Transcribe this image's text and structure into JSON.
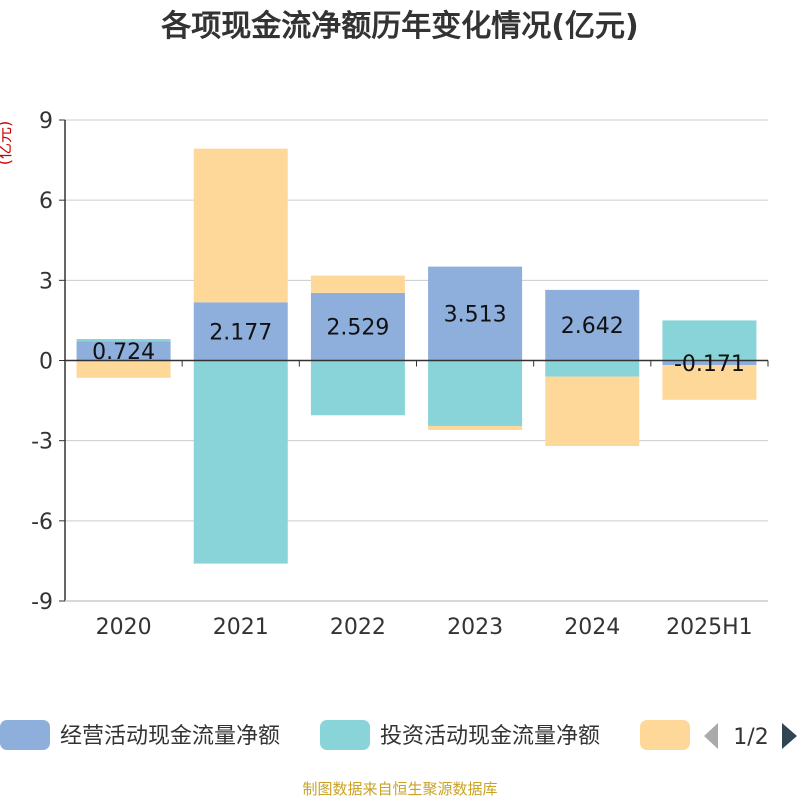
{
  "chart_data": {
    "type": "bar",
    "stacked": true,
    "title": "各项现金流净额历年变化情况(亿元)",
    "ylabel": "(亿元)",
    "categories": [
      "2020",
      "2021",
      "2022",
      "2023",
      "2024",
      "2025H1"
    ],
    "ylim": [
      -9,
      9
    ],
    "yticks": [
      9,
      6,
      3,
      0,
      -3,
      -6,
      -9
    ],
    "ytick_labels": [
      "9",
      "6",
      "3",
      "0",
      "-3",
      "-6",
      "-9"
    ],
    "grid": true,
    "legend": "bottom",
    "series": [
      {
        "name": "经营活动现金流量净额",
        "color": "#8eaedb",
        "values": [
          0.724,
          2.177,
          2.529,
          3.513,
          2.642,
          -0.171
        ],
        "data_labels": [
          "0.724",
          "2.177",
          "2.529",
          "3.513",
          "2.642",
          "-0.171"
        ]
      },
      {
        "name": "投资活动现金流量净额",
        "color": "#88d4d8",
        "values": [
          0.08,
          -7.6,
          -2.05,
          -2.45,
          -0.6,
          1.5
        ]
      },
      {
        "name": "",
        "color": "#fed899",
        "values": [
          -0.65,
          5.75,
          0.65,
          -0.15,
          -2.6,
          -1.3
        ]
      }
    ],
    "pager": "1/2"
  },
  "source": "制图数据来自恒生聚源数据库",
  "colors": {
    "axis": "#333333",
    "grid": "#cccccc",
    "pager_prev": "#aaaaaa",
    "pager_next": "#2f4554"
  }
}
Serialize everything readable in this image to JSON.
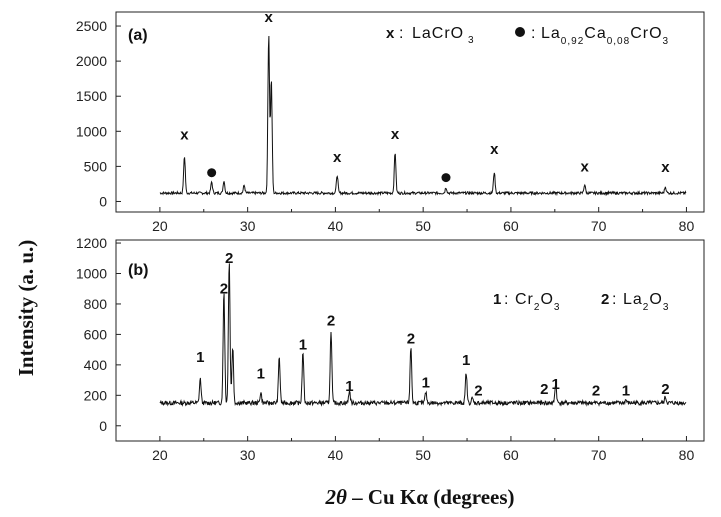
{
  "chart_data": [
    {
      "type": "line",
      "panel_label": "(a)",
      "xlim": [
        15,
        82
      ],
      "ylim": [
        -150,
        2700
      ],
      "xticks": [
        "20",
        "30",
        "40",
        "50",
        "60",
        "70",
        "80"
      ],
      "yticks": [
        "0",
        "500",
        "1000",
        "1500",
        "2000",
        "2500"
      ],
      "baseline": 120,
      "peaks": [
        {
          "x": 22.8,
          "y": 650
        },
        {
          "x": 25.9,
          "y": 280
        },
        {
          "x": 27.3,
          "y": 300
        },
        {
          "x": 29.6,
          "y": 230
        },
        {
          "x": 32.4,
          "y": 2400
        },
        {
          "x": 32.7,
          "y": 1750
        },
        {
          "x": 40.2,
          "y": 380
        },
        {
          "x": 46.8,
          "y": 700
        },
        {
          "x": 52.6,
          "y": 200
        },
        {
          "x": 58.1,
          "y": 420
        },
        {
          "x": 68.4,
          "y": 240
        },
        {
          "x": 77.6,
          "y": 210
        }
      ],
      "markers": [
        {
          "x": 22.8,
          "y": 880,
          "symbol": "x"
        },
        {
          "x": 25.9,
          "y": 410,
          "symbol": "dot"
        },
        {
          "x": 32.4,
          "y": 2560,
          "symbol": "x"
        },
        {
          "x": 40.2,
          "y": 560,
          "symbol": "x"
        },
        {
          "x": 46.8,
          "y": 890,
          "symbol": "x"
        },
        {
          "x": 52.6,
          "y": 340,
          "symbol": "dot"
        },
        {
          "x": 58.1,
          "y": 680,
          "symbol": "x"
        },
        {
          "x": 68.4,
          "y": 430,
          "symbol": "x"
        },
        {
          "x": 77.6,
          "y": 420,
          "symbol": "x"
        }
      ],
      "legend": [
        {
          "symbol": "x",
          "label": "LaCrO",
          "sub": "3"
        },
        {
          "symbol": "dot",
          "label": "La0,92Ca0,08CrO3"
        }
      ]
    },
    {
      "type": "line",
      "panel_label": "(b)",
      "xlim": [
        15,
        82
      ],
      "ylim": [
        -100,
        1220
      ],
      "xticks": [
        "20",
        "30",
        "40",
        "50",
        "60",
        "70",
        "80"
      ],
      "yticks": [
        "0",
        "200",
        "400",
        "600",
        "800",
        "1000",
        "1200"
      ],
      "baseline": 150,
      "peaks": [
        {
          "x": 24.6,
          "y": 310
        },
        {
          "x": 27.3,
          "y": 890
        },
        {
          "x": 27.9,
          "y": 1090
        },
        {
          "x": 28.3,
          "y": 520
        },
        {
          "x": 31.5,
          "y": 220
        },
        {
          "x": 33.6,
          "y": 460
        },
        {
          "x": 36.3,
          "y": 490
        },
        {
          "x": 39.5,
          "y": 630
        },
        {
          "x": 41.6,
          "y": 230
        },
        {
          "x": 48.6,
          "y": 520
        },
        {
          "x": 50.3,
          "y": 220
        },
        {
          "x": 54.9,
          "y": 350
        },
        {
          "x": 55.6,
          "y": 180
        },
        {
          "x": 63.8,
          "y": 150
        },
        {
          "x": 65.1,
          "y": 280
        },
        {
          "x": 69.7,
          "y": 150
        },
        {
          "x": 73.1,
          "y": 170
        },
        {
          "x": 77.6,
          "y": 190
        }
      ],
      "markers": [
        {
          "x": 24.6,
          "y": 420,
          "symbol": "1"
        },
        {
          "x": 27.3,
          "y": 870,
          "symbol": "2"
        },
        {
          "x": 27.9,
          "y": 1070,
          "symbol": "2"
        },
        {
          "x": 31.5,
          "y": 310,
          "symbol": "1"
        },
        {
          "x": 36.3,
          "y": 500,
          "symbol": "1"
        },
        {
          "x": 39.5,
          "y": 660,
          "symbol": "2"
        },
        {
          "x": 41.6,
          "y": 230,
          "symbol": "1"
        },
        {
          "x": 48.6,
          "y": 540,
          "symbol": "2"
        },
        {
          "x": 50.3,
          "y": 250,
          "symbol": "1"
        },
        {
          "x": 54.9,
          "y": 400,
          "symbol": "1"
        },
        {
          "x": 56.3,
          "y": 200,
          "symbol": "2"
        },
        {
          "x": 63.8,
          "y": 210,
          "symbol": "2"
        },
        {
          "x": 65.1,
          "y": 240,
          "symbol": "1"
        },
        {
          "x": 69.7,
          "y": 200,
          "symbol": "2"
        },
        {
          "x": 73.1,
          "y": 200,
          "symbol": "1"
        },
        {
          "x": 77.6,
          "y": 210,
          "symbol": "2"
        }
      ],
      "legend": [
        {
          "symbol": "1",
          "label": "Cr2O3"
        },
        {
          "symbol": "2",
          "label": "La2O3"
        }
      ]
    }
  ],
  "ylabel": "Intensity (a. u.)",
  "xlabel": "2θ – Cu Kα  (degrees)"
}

== == ==

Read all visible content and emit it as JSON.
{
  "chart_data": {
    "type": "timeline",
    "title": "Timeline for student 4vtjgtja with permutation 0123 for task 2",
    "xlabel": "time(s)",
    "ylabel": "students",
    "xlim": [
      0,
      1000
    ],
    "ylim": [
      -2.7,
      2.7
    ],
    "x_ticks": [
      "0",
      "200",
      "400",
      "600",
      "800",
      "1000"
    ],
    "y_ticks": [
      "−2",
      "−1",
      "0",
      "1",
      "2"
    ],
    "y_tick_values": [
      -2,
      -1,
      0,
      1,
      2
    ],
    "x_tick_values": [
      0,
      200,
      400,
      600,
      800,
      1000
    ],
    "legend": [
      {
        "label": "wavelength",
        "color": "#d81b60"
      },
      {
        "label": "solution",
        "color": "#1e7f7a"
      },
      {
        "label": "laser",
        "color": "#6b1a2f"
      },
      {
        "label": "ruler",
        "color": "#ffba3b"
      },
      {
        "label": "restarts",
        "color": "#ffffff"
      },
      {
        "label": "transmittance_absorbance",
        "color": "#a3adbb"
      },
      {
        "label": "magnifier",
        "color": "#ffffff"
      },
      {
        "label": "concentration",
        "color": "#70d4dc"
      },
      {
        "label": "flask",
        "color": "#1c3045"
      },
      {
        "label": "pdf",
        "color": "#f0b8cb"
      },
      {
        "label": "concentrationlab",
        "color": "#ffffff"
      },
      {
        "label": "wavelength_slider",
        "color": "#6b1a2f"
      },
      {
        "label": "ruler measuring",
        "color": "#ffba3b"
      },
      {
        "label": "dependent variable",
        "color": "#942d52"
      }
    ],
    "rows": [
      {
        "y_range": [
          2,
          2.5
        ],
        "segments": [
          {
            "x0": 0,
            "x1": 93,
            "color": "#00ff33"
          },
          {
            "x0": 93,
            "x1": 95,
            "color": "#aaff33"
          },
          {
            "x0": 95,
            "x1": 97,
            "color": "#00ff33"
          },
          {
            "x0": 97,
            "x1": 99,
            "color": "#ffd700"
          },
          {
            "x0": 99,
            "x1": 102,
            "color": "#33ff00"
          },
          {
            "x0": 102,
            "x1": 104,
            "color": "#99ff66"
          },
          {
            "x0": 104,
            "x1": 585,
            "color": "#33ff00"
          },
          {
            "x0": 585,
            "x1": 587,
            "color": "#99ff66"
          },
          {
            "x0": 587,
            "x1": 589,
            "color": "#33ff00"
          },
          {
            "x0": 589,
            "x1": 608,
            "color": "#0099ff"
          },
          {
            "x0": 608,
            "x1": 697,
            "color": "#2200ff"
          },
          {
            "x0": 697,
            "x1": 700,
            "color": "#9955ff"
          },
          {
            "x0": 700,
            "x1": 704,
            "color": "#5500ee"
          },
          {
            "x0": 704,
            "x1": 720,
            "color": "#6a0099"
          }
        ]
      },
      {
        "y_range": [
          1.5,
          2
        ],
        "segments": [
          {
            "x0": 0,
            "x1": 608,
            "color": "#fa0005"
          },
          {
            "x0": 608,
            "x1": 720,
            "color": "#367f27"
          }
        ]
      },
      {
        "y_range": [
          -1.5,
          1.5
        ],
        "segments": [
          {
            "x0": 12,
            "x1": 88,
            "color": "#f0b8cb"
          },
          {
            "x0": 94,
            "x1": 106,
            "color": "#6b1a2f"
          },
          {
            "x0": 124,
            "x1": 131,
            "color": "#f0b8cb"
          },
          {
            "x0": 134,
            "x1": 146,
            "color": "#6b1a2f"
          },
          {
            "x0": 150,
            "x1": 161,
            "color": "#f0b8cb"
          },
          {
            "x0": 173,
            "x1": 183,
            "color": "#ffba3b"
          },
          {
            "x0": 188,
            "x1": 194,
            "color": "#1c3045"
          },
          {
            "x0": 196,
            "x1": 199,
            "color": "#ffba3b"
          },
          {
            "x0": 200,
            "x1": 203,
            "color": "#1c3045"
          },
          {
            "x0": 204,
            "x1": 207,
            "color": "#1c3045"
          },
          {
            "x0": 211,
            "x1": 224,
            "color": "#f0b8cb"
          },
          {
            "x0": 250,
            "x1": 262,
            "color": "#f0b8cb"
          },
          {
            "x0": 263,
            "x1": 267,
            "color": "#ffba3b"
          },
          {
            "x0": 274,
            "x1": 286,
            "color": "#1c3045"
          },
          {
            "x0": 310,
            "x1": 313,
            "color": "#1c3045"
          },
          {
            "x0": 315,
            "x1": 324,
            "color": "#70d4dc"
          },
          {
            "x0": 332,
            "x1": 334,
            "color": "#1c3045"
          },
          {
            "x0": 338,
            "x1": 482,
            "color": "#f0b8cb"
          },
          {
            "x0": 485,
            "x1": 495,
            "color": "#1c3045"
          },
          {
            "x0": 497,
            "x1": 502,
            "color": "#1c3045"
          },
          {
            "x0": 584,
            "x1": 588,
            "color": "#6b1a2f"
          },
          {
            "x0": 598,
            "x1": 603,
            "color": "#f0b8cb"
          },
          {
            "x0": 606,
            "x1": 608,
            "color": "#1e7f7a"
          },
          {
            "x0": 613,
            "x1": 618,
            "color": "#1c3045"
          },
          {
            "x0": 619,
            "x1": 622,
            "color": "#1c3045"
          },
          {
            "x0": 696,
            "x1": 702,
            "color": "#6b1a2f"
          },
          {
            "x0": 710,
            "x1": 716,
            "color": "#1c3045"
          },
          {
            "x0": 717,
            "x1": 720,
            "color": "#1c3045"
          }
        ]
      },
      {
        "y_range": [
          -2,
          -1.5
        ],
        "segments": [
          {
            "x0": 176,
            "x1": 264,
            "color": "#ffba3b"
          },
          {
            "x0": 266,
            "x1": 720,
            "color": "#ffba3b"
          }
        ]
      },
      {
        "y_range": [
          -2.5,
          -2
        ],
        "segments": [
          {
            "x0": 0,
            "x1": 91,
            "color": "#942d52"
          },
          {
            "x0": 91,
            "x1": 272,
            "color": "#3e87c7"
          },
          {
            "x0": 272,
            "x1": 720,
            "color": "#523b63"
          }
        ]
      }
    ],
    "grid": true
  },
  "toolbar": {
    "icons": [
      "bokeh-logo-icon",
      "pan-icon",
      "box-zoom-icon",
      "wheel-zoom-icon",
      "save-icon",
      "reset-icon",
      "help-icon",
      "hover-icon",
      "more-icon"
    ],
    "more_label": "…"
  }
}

== == ==

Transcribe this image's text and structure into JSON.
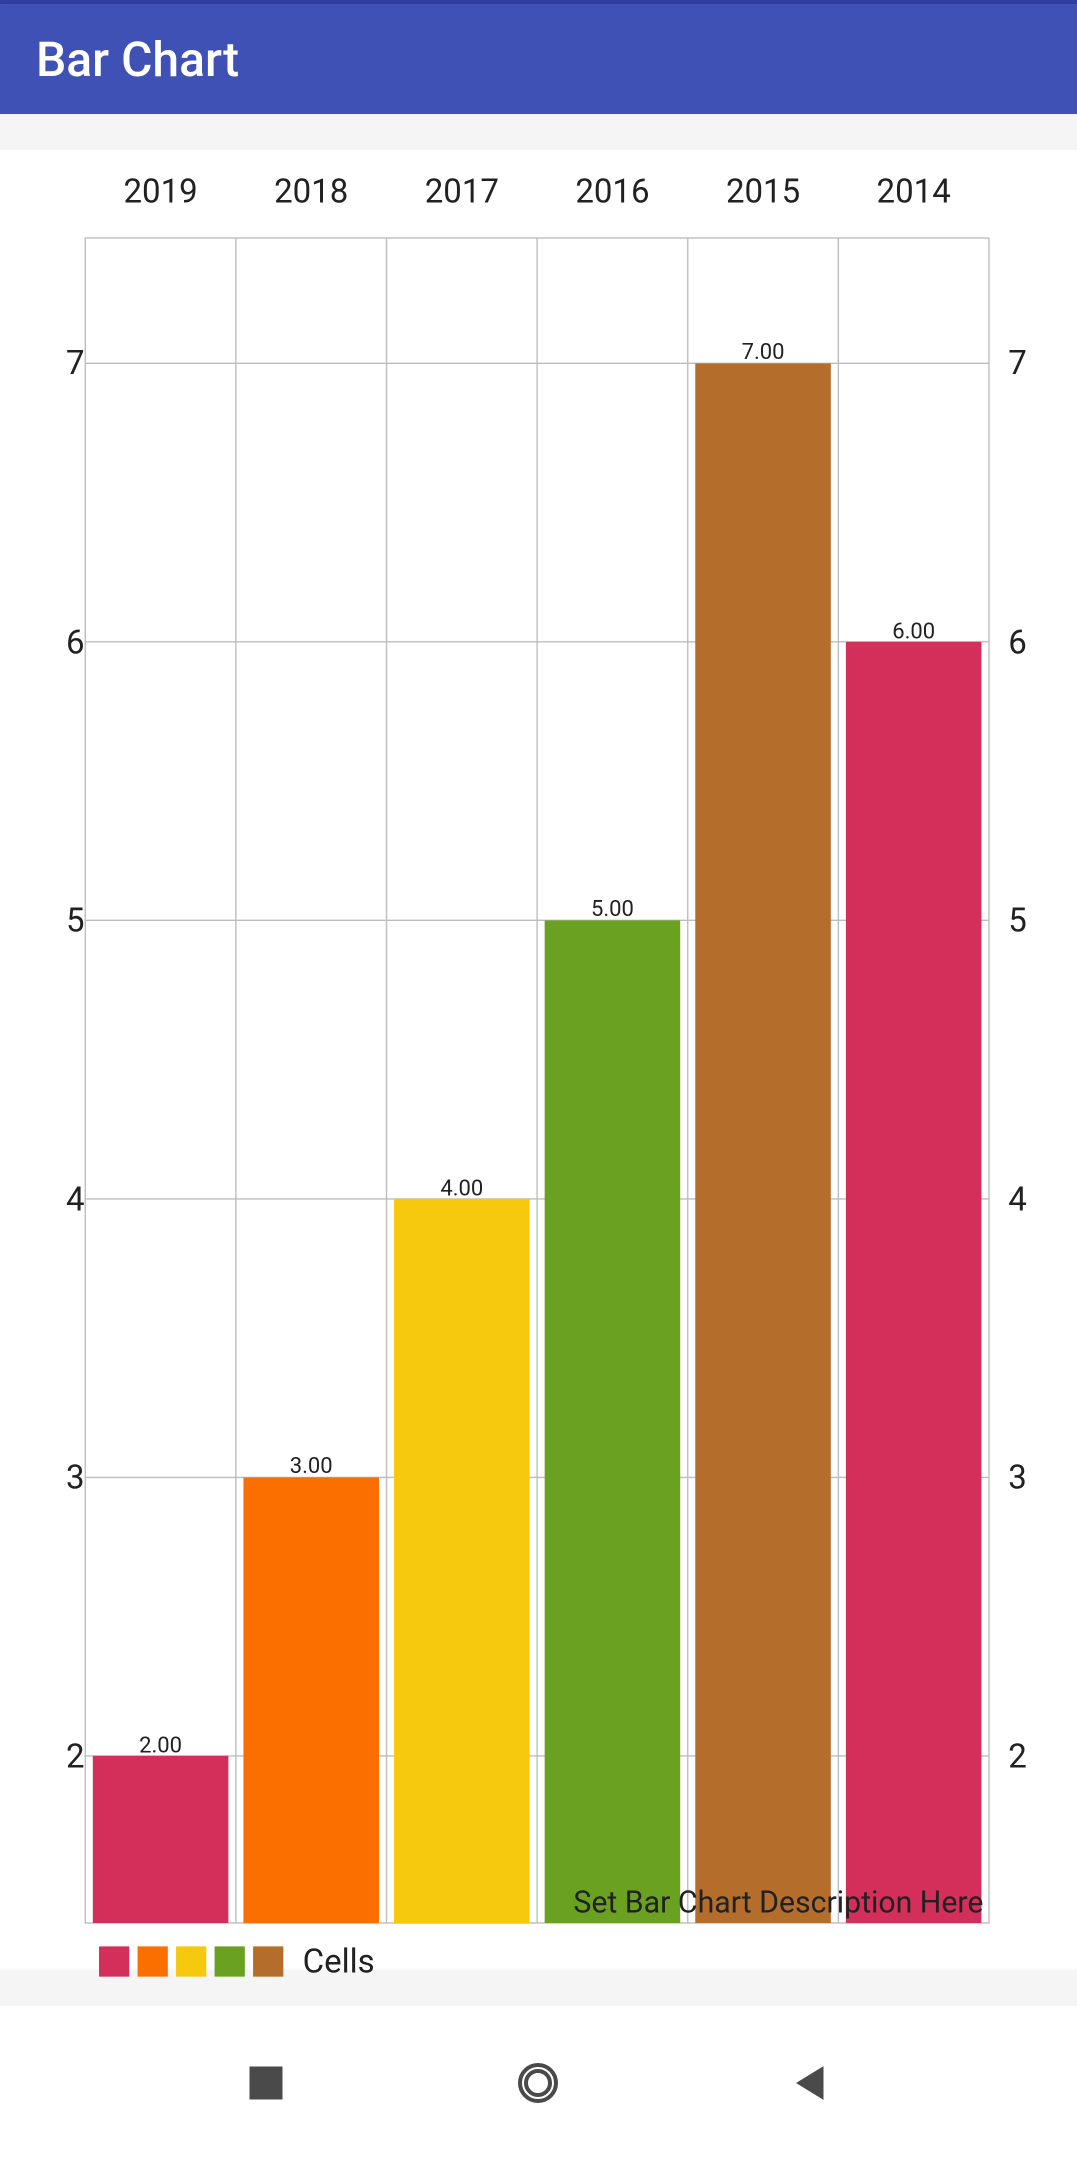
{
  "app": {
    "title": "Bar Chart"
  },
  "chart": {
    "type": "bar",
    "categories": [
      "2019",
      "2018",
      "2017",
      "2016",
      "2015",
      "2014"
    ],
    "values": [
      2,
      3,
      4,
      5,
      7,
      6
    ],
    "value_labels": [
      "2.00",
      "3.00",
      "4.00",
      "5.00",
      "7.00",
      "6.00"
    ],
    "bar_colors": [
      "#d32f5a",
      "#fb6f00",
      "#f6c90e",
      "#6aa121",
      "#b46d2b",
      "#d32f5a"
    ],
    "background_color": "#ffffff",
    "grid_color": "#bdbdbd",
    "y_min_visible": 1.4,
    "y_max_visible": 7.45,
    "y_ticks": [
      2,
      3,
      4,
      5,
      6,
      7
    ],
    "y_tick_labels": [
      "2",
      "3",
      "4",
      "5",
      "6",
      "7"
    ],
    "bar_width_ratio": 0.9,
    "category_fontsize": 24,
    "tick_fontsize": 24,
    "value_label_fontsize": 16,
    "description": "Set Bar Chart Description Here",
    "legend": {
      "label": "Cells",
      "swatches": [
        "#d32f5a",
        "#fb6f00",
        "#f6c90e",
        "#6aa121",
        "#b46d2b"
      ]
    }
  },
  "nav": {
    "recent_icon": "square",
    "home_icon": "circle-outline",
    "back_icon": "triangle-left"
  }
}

== == ==

▶ **What the task asks**
How many lines in the records above contain the word "title"? Give only the number.

▶ **Result of the exercise**
3